Data provided

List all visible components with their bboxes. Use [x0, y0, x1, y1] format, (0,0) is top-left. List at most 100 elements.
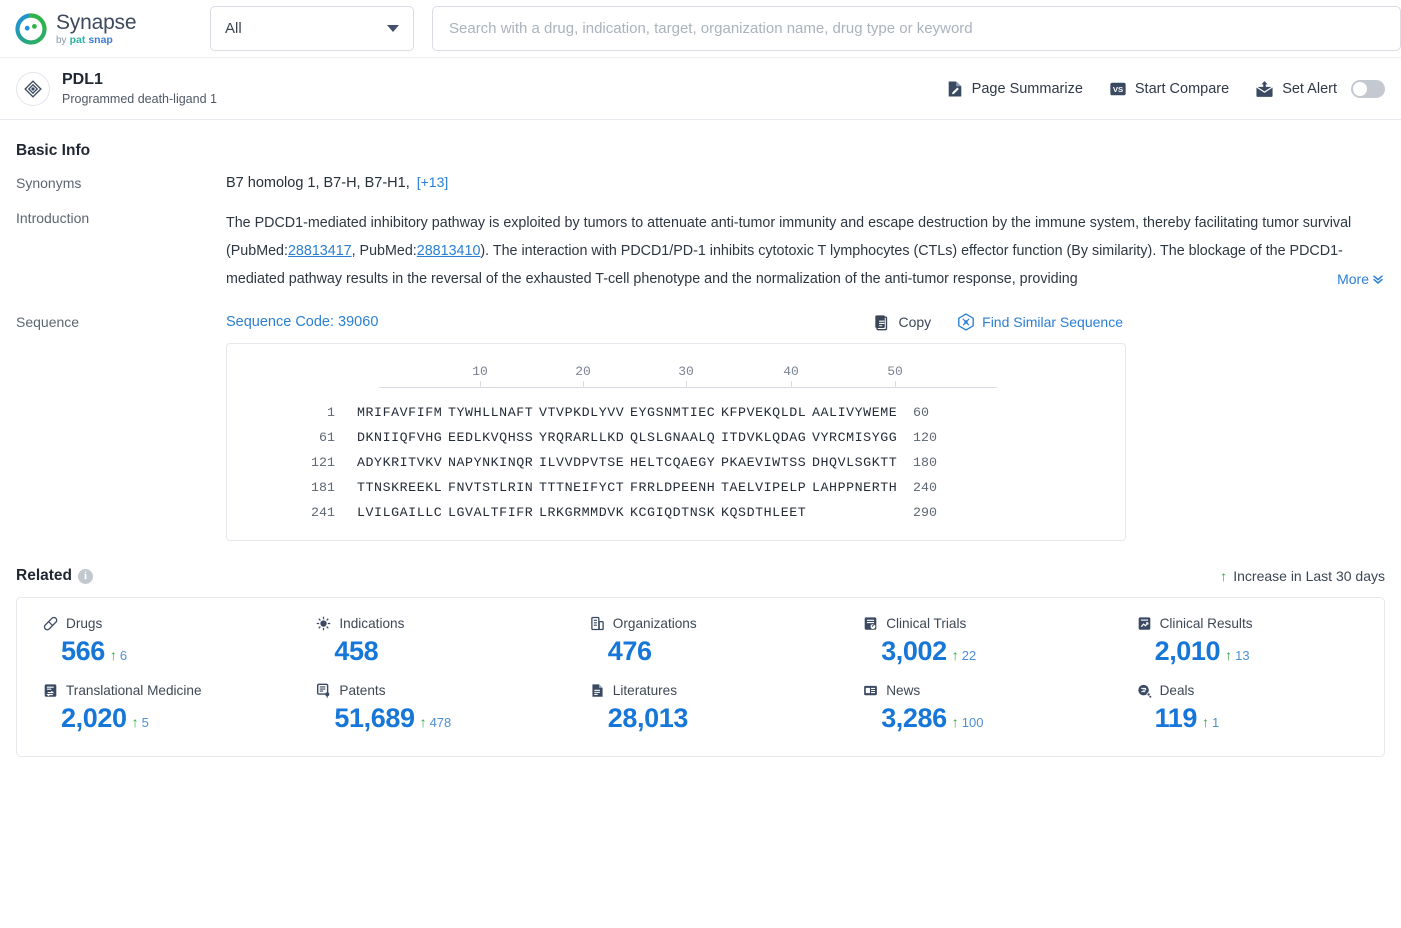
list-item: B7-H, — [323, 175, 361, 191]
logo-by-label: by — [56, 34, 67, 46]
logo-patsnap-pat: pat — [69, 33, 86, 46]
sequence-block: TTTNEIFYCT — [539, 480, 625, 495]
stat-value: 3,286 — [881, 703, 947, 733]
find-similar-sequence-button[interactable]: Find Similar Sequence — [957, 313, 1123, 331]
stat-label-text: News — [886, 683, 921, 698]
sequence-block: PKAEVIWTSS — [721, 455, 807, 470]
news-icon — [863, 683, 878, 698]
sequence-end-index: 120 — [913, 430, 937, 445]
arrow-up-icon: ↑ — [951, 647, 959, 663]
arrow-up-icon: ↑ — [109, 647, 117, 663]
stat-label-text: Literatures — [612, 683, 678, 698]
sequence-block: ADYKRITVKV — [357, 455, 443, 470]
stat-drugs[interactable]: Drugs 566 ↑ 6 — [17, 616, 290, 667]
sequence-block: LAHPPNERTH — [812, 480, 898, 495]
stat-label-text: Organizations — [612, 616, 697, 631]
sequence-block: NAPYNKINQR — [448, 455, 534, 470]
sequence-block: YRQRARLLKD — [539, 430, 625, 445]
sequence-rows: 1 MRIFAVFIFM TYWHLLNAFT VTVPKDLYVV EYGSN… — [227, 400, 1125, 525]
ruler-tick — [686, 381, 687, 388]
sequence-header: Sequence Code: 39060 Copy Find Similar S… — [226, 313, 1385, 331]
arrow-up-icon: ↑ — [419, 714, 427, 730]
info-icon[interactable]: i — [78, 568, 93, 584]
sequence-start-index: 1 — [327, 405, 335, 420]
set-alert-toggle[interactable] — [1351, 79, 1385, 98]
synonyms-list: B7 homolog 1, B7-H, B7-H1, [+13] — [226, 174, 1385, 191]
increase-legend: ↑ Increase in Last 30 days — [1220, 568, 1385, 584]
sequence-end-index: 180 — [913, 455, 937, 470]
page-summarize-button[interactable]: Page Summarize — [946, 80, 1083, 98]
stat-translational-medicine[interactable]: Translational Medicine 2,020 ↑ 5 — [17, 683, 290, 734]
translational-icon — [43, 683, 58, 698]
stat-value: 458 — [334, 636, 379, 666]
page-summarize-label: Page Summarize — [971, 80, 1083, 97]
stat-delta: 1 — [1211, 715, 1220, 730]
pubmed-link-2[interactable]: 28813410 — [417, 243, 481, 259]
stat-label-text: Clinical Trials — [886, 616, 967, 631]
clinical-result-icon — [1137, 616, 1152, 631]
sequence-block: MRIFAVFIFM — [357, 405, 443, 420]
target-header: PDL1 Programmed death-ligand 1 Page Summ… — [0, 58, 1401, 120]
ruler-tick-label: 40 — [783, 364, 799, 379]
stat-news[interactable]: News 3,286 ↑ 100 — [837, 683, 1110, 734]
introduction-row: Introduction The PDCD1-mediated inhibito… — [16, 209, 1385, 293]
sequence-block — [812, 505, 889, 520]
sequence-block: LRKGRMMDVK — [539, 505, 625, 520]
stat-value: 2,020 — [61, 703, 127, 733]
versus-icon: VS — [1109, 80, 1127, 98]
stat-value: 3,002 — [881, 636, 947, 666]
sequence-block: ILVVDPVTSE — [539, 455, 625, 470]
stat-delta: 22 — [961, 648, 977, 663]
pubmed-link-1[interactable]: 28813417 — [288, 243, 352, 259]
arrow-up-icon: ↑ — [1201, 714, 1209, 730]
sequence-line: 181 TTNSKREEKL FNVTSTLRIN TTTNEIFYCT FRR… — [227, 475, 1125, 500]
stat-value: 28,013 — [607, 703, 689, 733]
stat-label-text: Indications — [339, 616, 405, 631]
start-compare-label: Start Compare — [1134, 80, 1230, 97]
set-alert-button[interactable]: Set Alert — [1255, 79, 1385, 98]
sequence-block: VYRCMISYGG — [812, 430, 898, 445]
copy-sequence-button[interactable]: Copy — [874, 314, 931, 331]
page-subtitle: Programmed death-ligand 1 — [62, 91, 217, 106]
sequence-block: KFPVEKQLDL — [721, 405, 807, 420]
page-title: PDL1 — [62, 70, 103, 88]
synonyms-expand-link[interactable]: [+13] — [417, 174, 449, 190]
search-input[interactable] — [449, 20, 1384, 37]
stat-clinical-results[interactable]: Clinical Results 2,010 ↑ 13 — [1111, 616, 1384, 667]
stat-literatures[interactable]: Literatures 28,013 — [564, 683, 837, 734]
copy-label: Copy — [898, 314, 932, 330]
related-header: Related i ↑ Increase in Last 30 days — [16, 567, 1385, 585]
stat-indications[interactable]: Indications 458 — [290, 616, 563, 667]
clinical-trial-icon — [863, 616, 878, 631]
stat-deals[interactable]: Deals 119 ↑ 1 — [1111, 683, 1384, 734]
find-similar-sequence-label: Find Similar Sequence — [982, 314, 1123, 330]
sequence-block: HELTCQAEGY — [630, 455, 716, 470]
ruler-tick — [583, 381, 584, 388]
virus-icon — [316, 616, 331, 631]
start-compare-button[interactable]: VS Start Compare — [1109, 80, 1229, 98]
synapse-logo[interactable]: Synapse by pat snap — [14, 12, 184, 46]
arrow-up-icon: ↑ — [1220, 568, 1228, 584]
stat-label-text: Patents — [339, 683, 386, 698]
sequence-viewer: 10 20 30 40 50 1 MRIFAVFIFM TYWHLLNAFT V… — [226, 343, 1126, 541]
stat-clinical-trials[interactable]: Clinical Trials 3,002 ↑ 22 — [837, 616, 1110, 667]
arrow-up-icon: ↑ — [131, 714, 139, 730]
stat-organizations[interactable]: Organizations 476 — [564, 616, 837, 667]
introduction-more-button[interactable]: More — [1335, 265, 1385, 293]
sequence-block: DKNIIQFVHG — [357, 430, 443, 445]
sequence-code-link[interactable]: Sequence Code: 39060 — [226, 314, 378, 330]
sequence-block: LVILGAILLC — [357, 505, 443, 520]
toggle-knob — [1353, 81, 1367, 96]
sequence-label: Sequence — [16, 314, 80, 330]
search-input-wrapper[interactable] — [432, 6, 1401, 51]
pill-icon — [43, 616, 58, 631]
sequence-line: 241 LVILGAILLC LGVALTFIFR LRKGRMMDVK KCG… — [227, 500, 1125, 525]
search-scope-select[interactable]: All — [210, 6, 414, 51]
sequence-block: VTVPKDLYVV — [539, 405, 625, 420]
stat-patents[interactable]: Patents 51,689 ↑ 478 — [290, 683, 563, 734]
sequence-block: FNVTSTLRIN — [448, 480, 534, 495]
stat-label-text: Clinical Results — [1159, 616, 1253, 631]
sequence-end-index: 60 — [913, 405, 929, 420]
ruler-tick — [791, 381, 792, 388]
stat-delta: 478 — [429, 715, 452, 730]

Problem
Each record must be repeated exactly, and no picture may be carried over.

Task answer
List all visible components with their bboxes. Use [x0, y0, x1, y1] format, (0,0) is top-left. List at most 100 elements.
list-item: B7-H, — [323, 175, 361, 191]
logo-by-label: by — [56, 34, 67, 46]
logo-patsnap-pat: pat — [69, 33, 86, 46]
sequence-block: TTTNEIFYCT — [539, 480, 625, 495]
stat-value: 3,286 — [881, 703, 947, 733]
find-similar-sequence-button[interactable]: Find Similar Sequence — [957, 313, 1123, 331]
stat-label-text: News — [886, 683, 921, 698]
sequence-block: PKAEVIWTSS — [721, 455, 807, 470]
news-icon — [863, 683, 878, 698]
sequence-end-index: 120 — [913, 430, 937, 445]
arrow-up-icon: ↑ — [951, 647, 959, 663]
arrow-up-icon: ↑ — [109, 647, 117, 663]
stat-label-text: Literatures — [612, 683, 678, 698]
sequence-block: ADYKRITVKV — [357, 455, 443, 470]
stat-drugs[interactable]: Drugs 566 ↑ 6 — [17, 616, 290, 667]
sequence-block: LAHPPNERTH — [812, 480, 898, 495]
stat-label-text: Organizations — [612, 616, 697, 631]
sequence-block: NAPYNKINQR — [448, 455, 534, 470]
sequence-block: YRQRARLLKD — [539, 430, 625, 445]
sequence-rows: 1 MRIFAVFIFM TYWHLLNAFT VTVPKDLYVV EYGSN… — [227, 400, 1125, 525]
ruler-tick — [686, 381, 687, 388]
sequence-header: Sequence Code: 39060 Copy Find Similar S… — [226, 313, 1385, 331]
arrow-up-icon: ↑ — [419, 714, 427, 730]
info-icon[interactable]: i — [78, 568, 93, 584]
sequence-start-index: 1 — [327, 405, 335, 420]
set-alert-toggle[interactable] — [1351, 79, 1385, 98]
synonyms-list: B7 homolog 1, B7-H, B7-H1, [+13] — [226, 174, 1385, 191]
increase-legend: ↑ Increase in Last 30 days — [1220, 568, 1385, 584]
sequence-end-index: 180 — [913, 455, 937, 470]
page-summarize-button[interactable]: Page Summarize — [946, 80, 1083, 98]
stat-translational-medicine[interactable]: Translational Medicine 2,020 ↑ 5 — [17, 683, 290, 734]
translational-icon — [43, 683, 58, 698]
stat-value: 458 — [334, 636, 379, 666]
page-summarize-label: Page Summarize — [971, 80, 1083, 97]
stat-delta: 1 — [1211, 715, 1220, 730]
pubmed-link-2[interactable]: 28813410 — [417, 243, 481, 259]
stat-label-text: Clinical Trials — [886, 616, 967, 631]
clinical-result-icon — [1137, 616, 1152, 631]
sequence-block: MRIFAVFIFM — [357, 405, 443, 420]
target-header: PDL1 Programmed death-ligand 1 Page Summ… — [0, 58, 1401, 120]
ruler-tick-label: 40 — [783, 364, 799, 379]
stat-news[interactable]: News 3,286 ↑ 100 — [837, 683, 1110, 734]
introduction-row: Introduction The PDCD1-mediated inhibito… — [16, 209, 1385, 293]
sequence-block — [812, 505, 889, 520]
sequence-block: LRKGRMMDVK — [539, 505, 625, 520]
stat-value: 2,020 — [61, 703, 127, 733]
versus-icon: VS — [1109, 80, 1127, 98]
stat-value: 3,002 — [881, 636, 947, 666]
sequence-block: ILVVDPVTSE — [539, 455, 625, 470]
stat-delta: 22 — [961, 648, 977, 663]
pubmed-link-1[interactable]: 28813417 — [288, 243, 352, 259]
arrow-up-icon: ↑ — [1201, 714, 1209, 730]
sequence-line: 181 TTNSKREEKL FNVTSTLRIN TTTNEIFYCT FRR… — [227, 475, 1125, 500]
stat-value: 28,013 — [607, 703, 689, 733]
stat-label-text: Indications — [339, 616, 405, 631]
start-compare-label: Start Compare — [1134, 80, 1230, 97]
set-alert-button[interactable]: Set Alert — [1255, 79, 1385, 98]
sequence-block: VYRCMISYGG — [812, 430, 898, 445]
copy-sequence-button[interactable]: Copy — [874, 314, 931, 331]
page-subtitle: Programmed death-ligand 1 — [62, 91, 217, 106]
sequence-block: KFPVEKQLDL — [721, 405, 807, 420]
page-title: PDL1 — [62, 70, 103, 88]
synonyms-expand-link[interactable]: [+13] — [417, 174, 449, 190]
search-input[interactable] — [449, 20, 1384, 37]
stat-clinical-results[interactable]: Clinical Results 2,010 ↑ 13 — [1111, 616, 1384, 667]
stat-literatures[interactable]: Literatures 28,013 — [564, 683, 837, 734]
copy-label: Copy — [898, 314, 932, 330]
related-header: Related i ↑ Increase in Last 30 days — [16, 567, 1385, 585]
stat-indications[interactable]: Indications 458 — [290, 616, 563, 667]
clinical-trial-icon — [863, 616, 878, 631]
stat-deals[interactable]: Deals 119 ↑ 1 — [1111, 683, 1384, 734]
find-similar-sequence-label: Find Similar Sequence — [982, 314, 1123, 330]
sequence-block: HELTCQAEGY — [630, 455, 716, 470]
ruler-tick — [583, 381, 584, 388]
virus-icon — [316, 616, 331, 631]
start-compare-button[interactable]: VS Start Compare — [1109, 80, 1229, 98]
synapse-logo[interactable]: Synapse by pat snap — [14, 12, 184, 46]
arrow-up-icon: ↑ — [1220, 568, 1228, 584]
stat-label-text: Patents — [339, 683, 386, 698]
sequence-viewer: 10 20 30 40 50 1 MRIFAVFIFM TYWHLLNAFT V… — [226, 343, 1126, 541]
stat-clinical-trials[interactable]: Clinical Trials 3,002 ↑ 22 — [837, 616, 1110, 667]
arrow-up-icon: ↑ — [131, 714, 139, 730]
stat-organizations[interactable]: Organizations 476 — [564, 616, 837, 667]
introduction-more-button[interactable]: More — [1335, 265, 1385, 293]
sequence-block: DKNIIQFVHG — [357, 430, 443, 445]
sequence-code-link[interactable]: Sequence Code: 39060 — [226, 314, 378, 330]
sequence-block: LVILGAILLC — [357, 505, 443, 520]
toggle-knob — [1353, 81, 1367, 96]
sequence-label: Sequence — [16, 314, 80, 330]
search-input-wrapper[interactable] — [432, 6, 1401, 51]
pill-icon — [43, 616, 58, 631]
sequence-line: 241 LVILGAILLC LGVALTFIFR LRKGRMMDVK KCG… — [227, 500, 1125, 525]
search-scope-select[interactable]: All — [210, 6, 414, 51]
sequence-block: VTVPKDLYVV — [539, 405, 625, 420]
stat-patents[interactable]: Patents 51,689 ↑ 478 — [290, 683, 563, 734]
sequence-block: FNVTSTLRIN — [448, 480, 534, 495]
stat-label-text: Clinical Results — [1159, 616, 1253, 631]
sequence-end-index: 60 — [913, 405, 929, 420]
ruler-tick — [791, 381, 792, 388]
stat-delta: 478 — [429, 715, 452, 730]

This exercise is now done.